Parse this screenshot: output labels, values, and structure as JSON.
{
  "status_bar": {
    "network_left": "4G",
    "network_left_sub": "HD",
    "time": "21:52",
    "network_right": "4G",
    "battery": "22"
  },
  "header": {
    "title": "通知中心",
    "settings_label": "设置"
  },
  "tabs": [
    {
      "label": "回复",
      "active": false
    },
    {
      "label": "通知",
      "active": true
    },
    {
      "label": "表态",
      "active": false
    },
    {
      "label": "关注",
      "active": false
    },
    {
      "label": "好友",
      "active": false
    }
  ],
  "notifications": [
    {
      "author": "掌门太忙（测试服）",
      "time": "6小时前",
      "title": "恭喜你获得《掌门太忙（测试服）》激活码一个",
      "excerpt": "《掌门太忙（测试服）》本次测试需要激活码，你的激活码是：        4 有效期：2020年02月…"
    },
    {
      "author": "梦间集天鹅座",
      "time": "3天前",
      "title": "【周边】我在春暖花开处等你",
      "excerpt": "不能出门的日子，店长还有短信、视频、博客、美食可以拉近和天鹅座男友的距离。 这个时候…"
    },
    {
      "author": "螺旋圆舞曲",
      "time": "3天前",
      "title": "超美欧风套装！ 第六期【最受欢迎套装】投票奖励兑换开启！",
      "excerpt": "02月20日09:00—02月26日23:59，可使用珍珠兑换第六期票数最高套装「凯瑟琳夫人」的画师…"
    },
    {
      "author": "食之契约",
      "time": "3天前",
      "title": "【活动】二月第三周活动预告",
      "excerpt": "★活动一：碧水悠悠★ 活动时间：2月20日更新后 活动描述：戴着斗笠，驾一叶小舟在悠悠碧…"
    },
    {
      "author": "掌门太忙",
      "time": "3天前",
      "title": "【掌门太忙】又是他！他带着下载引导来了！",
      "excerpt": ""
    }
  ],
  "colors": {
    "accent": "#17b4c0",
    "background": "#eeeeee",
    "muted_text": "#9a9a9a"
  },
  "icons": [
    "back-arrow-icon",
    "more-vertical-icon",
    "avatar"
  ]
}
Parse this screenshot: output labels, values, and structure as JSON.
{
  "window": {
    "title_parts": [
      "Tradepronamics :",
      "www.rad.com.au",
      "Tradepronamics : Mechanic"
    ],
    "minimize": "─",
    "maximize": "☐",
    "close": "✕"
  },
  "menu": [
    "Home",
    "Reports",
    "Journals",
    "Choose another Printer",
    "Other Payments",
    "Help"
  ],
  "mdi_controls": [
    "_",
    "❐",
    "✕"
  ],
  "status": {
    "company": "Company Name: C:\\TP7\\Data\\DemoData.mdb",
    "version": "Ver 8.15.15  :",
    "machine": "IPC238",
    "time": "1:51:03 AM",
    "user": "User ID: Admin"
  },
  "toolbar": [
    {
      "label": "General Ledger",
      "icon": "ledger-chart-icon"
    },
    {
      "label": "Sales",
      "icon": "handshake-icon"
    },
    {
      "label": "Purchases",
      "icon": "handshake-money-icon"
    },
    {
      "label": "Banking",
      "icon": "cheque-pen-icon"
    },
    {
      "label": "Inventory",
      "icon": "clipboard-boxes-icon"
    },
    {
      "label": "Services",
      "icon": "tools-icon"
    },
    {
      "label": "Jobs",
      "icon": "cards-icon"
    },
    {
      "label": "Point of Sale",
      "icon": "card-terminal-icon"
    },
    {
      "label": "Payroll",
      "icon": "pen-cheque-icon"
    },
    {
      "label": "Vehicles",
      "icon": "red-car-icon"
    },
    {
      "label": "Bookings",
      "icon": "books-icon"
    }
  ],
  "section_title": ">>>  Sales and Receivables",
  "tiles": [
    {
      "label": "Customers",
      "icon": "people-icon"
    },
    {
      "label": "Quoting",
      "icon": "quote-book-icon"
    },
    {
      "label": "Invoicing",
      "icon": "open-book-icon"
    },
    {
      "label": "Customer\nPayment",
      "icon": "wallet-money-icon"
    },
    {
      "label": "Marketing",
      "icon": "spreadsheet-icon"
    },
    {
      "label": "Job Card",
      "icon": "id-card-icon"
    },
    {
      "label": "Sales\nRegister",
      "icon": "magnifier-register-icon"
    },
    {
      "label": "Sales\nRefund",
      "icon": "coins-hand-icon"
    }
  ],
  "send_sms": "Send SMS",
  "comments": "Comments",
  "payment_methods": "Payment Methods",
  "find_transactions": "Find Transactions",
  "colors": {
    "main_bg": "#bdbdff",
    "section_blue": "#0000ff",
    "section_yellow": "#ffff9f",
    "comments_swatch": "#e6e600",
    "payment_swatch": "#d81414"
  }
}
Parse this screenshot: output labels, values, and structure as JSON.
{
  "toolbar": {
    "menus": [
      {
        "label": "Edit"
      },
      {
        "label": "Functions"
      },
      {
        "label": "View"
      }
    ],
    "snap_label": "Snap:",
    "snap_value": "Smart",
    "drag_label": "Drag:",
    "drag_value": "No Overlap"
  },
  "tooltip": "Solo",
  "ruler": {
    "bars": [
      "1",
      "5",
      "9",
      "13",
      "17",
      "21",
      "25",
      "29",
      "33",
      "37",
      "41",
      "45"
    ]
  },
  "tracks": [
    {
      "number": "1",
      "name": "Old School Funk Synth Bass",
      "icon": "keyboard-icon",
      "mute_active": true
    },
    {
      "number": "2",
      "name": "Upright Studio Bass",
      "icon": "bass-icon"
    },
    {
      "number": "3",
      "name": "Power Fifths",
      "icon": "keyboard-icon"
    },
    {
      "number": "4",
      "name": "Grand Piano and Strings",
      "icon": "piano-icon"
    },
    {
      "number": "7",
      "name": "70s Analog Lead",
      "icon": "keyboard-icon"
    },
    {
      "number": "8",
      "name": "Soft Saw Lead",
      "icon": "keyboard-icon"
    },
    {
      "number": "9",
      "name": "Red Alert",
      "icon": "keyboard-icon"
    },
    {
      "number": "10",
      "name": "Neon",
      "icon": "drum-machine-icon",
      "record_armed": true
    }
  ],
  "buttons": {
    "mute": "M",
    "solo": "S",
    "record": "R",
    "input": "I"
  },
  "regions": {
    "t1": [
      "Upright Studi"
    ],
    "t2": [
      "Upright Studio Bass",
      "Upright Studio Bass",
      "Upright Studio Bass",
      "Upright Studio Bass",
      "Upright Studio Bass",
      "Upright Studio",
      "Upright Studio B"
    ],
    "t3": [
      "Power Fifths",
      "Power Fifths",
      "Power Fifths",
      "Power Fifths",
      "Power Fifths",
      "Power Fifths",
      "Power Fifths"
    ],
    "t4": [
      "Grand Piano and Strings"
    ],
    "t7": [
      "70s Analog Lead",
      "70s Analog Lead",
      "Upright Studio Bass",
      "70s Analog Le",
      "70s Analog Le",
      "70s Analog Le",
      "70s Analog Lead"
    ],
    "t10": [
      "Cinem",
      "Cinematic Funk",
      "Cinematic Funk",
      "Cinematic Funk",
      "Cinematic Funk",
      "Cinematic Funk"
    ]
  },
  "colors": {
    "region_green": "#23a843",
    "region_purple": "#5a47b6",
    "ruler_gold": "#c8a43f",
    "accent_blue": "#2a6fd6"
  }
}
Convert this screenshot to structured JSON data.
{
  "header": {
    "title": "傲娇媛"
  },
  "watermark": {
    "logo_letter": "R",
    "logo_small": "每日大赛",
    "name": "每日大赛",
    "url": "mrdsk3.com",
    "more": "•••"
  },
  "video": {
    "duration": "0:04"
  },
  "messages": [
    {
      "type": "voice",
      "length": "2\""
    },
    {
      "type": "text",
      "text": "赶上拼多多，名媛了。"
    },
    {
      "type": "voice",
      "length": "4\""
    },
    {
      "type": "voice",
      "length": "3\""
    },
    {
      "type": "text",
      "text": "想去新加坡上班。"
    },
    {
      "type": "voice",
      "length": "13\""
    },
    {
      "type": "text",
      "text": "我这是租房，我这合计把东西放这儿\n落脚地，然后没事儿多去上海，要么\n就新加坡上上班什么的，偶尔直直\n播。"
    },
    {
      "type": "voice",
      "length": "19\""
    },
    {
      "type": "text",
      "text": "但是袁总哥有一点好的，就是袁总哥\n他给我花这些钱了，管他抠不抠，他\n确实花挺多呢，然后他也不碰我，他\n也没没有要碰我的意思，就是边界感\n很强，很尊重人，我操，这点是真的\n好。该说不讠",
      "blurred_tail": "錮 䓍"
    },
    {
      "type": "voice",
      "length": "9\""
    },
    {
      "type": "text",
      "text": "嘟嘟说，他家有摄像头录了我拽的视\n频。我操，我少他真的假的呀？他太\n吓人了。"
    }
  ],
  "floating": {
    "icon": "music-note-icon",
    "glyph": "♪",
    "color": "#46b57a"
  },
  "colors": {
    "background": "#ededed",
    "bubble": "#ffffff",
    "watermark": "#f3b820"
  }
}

━━━━━━━━

_EXERCISE DETAILS_: Go through the material above and copy each line that has the word "掌门太忙".

_THE RESPONSE_:
      "author": "掌门太忙（测试服）",
      "title": "恭喜你获得《掌门太忙（测试服）》激活码一个",
      "excerpt": "《掌门太忙（测试服）》本次测试需要激活码，你的激活码是：        4 有效期：2020年02月…"
      "author": "掌门太忙",
      "title": "【掌门太忙】又是他！他带着下载引导来了！",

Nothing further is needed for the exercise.